● Problem statement
Images appear in the records below; leave them out and repeat everything else exactly.

━━━ Data shown

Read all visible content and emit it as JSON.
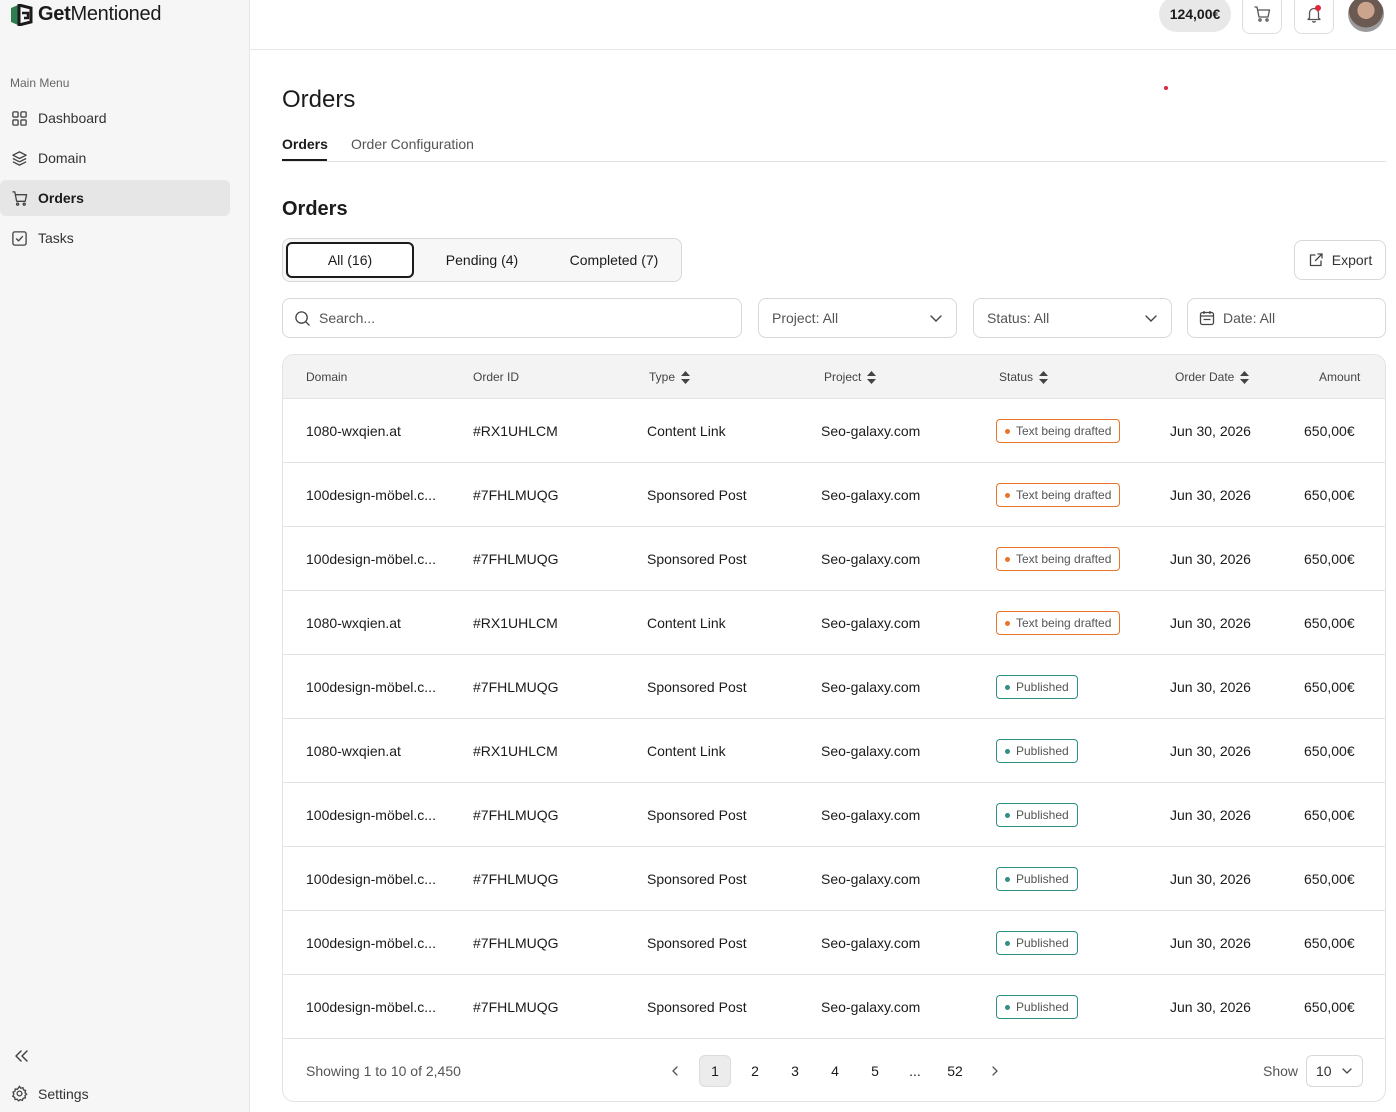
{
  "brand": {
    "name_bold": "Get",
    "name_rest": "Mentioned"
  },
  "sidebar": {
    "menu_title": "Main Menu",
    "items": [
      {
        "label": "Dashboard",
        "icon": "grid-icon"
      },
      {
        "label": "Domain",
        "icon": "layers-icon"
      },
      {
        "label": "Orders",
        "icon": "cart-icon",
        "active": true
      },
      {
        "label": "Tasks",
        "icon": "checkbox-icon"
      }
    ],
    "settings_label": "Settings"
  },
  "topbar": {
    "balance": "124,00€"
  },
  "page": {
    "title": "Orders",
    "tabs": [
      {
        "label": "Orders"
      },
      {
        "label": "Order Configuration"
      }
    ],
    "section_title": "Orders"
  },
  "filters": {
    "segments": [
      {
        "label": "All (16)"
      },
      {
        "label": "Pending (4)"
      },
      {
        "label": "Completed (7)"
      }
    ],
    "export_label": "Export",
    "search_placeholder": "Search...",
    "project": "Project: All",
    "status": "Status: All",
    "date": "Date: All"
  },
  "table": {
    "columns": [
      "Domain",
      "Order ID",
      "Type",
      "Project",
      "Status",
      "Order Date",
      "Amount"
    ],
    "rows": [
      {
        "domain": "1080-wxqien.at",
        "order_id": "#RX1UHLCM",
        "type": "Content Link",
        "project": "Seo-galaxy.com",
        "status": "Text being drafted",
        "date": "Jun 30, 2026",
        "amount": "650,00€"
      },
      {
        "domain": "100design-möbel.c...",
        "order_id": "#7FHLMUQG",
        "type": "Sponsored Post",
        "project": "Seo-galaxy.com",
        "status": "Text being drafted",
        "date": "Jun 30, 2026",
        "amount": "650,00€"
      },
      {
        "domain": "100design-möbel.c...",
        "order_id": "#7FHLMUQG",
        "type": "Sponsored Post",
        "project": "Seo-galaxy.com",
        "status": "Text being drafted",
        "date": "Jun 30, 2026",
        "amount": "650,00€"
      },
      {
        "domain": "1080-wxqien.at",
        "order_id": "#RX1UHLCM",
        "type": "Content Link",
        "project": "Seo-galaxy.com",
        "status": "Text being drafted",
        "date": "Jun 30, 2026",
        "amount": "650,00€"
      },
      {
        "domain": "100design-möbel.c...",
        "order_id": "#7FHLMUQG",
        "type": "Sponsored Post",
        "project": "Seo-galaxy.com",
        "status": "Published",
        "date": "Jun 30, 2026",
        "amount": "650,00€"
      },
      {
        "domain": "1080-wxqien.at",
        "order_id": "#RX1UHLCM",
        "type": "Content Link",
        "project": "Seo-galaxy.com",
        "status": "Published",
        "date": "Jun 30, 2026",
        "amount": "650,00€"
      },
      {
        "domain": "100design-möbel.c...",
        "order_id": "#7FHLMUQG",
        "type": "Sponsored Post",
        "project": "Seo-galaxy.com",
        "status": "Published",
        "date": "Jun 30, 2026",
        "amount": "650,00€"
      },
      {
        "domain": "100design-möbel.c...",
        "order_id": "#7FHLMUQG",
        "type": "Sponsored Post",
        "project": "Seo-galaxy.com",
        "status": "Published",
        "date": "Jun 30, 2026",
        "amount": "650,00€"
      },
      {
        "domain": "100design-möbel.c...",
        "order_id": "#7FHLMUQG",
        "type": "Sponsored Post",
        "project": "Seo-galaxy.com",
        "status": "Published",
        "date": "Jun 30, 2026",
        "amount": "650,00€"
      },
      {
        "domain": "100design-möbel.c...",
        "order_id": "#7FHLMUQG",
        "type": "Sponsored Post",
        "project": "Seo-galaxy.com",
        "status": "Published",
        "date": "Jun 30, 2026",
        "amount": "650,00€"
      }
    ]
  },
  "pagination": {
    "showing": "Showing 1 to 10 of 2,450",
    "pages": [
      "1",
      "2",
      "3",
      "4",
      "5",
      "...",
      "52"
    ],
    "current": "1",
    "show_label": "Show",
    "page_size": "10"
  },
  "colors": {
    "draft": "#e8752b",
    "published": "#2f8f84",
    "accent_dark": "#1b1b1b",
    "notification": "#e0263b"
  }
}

━━━━━━

● Task output
Read all visible content and emit it as JSON.
{
  "brand": {
    "name_bold": "Get",
    "name_rest": "Mentioned"
  },
  "sidebar": {
    "menu_title": "Main Menu",
    "items": [
      {
        "label": "Dashboard",
        "icon": "grid-icon"
      },
      {
        "label": "Domain",
        "icon": "layers-icon"
      },
      {
        "label": "Orders",
        "icon": "cart-icon",
        "active": true
      },
      {
        "label": "Tasks",
        "icon": "checkbox-icon"
      }
    ],
    "settings_label": "Settings"
  },
  "topbar": {
    "balance": "124,00€"
  },
  "page": {
    "title": "Orders",
    "tabs": [
      {
        "label": "Orders"
      },
      {
        "label": "Order Configuration"
      }
    ],
    "section_title": "Orders"
  },
  "filters": {
    "segments": [
      {
        "label": "All (16)"
      },
      {
        "label": "Pending (4)"
      },
      {
        "label": "Completed (7)"
      }
    ],
    "export_label": "Export",
    "search_placeholder": "Search...",
    "project": "Project: All",
    "status": "Status: All",
    "date": "Date: All"
  },
  "table": {
    "columns": [
      "Domain",
      "Order ID",
      "Type",
      "Project",
      "Status",
      "Order Date",
      "Amount"
    ],
    "rows": [
      {
        "domain": "1080-wxqien.at",
        "order_id": "#RX1UHLCM",
        "type": "Content Link",
        "project": "Seo-galaxy.com",
        "status": "Text being drafted",
        "date": "Jun 30, 2026",
        "amount": "650,00€"
      },
      {
        "domain": "100design-möbel.c...",
        "order_id": "#7FHLMUQG",
        "type": "Sponsored Post",
        "project": "Seo-galaxy.com",
        "status": "Text being drafted",
        "date": "Jun 30, 2026",
        "amount": "650,00€"
      },
      {
        "domain": "100design-möbel.c...",
        "order_id": "#7FHLMUQG",
        "type": "Sponsored Post",
        "project": "Seo-galaxy.com",
        "status": "Text being drafted",
        "date": "Jun 30, 2026",
        "amount": "650,00€"
      },
      {
        "domain": "1080-wxqien.at",
        "order_id": "#RX1UHLCM",
        "type": "Content Link",
        "project": "Seo-galaxy.com",
        "status": "Text being drafted",
        "date": "Jun 30, 2026",
        "amount": "650,00€"
      },
      {
        "domain": "100design-möbel.c...",
        "order_id": "#7FHLMUQG",
        "type": "Sponsored Post",
        "project": "Seo-galaxy.com",
        "status": "Published",
        "date": "Jun 30, 2026",
        "amount": "650,00€"
      },
      {
        "domain": "1080-wxqien.at",
        "order_id": "#RX1UHLCM",
        "type": "Content Link",
        "project": "Seo-galaxy.com",
        "status": "Published",
        "date": "Jun 30, 2026",
        "amount": "650,00€"
      },
      {
        "domain": "100design-möbel.c...",
        "order_id": "#7FHLMUQG",
        "type": "Sponsored Post",
        "project": "Seo-galaxy.com",
        "status": "Published",
        "date": "Jun 30, 2026",
        "amount": "650,00€"
      },
      {
        "domain": "100design-möbel.c...",
        "order_id": "#7FHLMUQG",
        "type": "Sponsored Post",
        "project": "Seo-galaxy.com",
        "status": "Published",
        "date": "Jun 30, 2026",
        "amount": "650,00€"
      },
      {
        "domain": "100design-möbel.c...",
        "order_id": "#7FHLMUQG",
        "type": "Sponsored Post",
        "project": "Seo-galaxy.com",
        "status": "Published",
        "date": "Jun 30, 2026",
        "amount": "650,00€"
      },
      {
        "domain": "100design-möbel.c...",
        "order_id": "#7FHLMUQG",
        "type": "Sponsored Post",
        "project": "Seo-galaxy.com",
        "status": "Published",
        "date": "Jun 30, 2026",
        "amount": "650,00€"
      }
    ]
  },
  "pagination": {
    "showing": "Showing 1 to 10 of 2,450",
    "pages": [
      "1",
      "2",
      "3",
      "4",
      "5",
      "...",
      "52"
    ],
    "current": "1",
    "show_label": "Show",
    "page_size": "10"
  },
  "colors": {
    "draft": "#e8752b",
    "published": "#2f8f84",
    "accent_dark": "#1b1b1b",
    "notification": "#e0263b"
  }
}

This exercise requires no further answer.